▸ Requirements: How many lines of the data include the string "בפקס"? State the number and nothing else.

▸ Extracted records:

----

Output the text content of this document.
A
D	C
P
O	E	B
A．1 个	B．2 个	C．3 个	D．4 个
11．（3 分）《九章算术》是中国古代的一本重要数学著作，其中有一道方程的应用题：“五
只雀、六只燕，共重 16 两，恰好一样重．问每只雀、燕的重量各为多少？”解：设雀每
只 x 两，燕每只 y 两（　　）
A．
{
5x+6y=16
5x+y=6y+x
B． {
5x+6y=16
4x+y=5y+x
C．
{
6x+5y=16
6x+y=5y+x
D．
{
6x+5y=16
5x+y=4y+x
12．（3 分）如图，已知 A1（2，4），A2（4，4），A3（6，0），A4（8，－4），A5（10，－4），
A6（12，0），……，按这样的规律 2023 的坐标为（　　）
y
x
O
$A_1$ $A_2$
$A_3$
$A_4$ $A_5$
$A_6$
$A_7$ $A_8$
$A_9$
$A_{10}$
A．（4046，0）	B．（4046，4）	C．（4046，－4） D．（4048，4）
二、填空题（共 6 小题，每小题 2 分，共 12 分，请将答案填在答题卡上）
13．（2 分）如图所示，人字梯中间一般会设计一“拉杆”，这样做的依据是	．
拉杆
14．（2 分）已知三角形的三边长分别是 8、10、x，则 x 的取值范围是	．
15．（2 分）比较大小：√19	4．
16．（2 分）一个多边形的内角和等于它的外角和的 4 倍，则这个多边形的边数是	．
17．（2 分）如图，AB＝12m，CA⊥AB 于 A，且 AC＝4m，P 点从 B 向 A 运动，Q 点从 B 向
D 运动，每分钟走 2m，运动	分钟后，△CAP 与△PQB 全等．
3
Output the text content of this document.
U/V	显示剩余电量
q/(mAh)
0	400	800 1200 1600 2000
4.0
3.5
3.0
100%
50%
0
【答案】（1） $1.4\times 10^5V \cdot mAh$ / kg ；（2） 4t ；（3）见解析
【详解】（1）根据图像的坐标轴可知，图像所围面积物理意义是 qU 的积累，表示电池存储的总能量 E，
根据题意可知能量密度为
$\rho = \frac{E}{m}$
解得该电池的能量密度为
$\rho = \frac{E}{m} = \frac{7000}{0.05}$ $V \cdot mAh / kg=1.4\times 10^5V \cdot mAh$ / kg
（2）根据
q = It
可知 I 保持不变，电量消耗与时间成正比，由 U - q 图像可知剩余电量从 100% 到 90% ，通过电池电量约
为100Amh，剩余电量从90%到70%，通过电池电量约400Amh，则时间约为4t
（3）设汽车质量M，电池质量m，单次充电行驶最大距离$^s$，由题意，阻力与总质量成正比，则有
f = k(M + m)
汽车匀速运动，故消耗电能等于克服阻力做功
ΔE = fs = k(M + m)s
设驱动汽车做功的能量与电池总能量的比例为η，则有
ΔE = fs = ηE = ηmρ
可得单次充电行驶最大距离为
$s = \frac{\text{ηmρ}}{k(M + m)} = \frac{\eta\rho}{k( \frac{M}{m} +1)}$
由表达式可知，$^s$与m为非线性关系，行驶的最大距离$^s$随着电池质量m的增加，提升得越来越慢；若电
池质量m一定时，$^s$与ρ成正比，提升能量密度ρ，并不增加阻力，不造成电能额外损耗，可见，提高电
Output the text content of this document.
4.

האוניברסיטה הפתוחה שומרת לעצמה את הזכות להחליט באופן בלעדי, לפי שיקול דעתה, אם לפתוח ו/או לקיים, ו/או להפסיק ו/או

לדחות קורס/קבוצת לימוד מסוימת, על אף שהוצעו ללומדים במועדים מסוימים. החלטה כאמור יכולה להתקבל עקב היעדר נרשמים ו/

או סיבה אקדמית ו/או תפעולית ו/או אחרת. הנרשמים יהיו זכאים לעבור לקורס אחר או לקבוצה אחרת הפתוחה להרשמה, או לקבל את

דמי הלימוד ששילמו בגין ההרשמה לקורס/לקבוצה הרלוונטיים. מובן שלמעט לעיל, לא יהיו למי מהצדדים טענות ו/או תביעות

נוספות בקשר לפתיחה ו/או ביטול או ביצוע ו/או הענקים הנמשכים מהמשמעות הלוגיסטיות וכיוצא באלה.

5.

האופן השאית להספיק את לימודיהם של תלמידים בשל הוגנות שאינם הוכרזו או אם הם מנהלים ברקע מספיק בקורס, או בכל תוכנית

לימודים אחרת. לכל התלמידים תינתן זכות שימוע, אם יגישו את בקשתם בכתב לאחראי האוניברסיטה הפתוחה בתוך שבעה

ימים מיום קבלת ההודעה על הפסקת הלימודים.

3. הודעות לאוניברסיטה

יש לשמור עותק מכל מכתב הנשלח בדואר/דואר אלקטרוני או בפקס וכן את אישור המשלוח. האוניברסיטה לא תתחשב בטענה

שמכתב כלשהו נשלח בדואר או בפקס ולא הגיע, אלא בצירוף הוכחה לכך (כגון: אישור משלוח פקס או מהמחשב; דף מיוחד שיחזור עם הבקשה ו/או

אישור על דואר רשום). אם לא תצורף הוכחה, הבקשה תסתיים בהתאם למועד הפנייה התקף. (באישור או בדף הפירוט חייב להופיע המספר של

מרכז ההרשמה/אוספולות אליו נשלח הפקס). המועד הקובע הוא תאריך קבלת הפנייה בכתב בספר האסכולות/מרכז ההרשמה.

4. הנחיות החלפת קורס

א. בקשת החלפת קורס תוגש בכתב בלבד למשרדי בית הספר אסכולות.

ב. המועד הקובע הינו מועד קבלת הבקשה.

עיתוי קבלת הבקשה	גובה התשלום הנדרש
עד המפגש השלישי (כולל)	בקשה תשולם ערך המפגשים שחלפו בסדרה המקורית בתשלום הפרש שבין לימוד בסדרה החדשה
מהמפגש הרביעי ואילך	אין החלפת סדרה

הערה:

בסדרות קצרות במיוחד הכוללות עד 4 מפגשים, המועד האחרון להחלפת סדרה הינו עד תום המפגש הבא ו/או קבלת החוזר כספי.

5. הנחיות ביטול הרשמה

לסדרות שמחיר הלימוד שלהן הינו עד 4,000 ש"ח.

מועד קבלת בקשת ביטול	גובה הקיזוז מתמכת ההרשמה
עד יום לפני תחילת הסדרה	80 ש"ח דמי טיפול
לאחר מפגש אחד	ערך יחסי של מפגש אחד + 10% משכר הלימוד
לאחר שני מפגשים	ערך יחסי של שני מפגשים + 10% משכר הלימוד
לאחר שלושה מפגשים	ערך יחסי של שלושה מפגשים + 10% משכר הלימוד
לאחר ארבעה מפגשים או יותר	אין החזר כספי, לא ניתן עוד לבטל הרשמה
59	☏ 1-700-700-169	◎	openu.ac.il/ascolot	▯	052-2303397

----

▸ Written response: 2